• [WHAT YOU HAVE TO DO]
Determine how many lines below hold the string "offset". Reply with the number alone.

— START SUPPLIED MATERIAL —

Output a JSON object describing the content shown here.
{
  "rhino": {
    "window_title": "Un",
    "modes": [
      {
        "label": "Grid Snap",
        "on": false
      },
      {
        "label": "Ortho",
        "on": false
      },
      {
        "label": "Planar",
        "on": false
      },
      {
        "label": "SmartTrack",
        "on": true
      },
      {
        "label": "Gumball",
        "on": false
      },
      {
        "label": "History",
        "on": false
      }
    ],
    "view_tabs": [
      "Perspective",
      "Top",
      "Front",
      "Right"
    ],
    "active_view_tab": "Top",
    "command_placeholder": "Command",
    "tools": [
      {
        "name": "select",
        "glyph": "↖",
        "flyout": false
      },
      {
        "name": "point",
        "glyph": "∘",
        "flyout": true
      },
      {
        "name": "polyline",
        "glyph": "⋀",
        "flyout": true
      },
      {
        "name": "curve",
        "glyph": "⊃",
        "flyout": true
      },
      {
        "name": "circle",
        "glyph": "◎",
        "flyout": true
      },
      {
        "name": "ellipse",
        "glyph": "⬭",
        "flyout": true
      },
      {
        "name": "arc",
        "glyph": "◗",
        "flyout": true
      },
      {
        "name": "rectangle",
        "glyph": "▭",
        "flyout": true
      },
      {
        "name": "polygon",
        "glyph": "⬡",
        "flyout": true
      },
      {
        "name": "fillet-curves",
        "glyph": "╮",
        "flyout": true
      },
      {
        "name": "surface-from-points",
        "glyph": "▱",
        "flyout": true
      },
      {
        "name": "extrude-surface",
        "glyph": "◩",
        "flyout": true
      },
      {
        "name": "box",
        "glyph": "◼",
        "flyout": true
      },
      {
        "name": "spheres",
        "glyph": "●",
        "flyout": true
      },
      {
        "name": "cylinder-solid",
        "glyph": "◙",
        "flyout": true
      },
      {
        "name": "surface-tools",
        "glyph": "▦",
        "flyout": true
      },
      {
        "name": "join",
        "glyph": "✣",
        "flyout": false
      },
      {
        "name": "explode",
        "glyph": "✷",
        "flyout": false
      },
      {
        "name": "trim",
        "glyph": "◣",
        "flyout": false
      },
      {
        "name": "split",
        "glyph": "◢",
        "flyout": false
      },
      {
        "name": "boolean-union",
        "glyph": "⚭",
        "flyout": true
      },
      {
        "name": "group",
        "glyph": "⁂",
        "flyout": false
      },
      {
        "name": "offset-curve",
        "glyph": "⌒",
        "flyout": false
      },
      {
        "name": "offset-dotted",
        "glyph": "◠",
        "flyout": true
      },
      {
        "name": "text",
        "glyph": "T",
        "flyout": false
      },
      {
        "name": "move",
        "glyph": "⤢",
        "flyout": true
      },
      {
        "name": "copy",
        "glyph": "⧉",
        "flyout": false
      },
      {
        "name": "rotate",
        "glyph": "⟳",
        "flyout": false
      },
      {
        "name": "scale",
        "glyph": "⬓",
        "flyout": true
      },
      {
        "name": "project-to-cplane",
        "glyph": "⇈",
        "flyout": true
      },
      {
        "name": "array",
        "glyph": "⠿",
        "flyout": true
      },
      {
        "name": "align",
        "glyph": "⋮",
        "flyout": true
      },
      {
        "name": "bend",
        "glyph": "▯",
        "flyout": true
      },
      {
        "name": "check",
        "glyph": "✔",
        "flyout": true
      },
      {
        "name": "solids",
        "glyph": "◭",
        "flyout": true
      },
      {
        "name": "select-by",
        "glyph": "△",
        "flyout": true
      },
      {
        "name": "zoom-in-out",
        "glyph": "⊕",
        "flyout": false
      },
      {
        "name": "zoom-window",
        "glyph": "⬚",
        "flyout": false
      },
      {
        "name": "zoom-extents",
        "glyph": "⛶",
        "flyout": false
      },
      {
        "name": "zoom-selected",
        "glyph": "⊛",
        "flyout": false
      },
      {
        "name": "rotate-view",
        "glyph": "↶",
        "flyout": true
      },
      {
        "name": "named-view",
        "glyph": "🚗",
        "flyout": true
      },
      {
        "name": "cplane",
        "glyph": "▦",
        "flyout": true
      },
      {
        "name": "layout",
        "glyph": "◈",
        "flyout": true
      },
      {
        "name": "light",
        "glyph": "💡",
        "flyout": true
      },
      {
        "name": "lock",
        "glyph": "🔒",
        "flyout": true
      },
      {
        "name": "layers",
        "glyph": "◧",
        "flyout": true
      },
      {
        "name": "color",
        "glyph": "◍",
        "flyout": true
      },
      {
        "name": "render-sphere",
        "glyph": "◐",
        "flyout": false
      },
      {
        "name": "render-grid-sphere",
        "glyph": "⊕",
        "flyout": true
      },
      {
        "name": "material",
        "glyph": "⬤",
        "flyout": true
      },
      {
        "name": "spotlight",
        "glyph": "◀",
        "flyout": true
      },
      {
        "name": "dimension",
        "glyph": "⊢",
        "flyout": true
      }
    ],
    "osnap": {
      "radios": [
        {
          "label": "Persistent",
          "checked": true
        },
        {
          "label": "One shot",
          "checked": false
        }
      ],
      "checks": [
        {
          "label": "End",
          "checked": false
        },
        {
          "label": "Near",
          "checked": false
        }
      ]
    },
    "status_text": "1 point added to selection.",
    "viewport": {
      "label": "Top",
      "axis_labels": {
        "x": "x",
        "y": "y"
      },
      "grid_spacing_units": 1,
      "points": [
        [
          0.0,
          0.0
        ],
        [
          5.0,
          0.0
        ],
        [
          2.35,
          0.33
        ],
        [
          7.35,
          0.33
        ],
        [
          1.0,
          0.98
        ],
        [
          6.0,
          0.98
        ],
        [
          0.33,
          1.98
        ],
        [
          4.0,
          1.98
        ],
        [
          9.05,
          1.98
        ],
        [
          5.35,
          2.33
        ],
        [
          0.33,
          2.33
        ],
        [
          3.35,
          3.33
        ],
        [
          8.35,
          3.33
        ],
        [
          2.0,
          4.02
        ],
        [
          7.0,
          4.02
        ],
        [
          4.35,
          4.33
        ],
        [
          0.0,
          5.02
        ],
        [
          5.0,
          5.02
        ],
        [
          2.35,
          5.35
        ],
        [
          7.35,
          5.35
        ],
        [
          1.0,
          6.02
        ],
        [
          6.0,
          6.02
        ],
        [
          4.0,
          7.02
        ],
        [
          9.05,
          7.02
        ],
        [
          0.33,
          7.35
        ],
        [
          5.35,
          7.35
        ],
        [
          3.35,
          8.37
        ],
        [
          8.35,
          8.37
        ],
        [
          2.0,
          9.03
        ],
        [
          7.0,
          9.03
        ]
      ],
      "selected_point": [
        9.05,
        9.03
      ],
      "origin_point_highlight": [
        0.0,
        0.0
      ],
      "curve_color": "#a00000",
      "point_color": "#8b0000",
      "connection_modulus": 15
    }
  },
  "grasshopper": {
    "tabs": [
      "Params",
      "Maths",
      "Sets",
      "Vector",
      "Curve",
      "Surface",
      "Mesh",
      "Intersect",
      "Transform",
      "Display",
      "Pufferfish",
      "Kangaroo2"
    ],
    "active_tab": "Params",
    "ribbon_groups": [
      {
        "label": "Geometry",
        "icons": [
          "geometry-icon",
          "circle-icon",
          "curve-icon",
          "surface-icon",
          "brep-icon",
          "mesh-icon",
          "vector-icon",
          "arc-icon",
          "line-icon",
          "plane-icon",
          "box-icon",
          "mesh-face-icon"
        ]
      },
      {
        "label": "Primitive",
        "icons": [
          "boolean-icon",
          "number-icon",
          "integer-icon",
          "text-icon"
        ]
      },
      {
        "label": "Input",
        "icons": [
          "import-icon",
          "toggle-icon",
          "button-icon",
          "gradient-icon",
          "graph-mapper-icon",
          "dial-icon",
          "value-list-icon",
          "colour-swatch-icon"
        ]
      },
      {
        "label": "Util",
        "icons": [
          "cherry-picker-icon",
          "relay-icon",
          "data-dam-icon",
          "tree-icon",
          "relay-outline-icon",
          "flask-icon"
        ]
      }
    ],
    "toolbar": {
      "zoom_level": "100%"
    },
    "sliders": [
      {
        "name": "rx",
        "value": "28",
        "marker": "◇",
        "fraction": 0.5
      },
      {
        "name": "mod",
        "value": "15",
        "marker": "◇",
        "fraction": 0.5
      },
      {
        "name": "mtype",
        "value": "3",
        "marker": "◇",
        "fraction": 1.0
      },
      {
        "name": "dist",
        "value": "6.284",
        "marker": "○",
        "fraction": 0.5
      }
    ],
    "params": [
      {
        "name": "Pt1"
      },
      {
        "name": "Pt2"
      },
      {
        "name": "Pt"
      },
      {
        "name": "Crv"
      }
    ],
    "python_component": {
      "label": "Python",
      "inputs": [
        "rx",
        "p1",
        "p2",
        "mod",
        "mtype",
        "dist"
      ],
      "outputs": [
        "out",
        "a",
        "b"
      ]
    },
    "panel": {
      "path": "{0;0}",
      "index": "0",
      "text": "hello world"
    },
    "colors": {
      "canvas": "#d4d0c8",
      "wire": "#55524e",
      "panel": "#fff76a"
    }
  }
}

— END SUPPLIED MATERIAL —

• [SOLVED EXERCISE]
2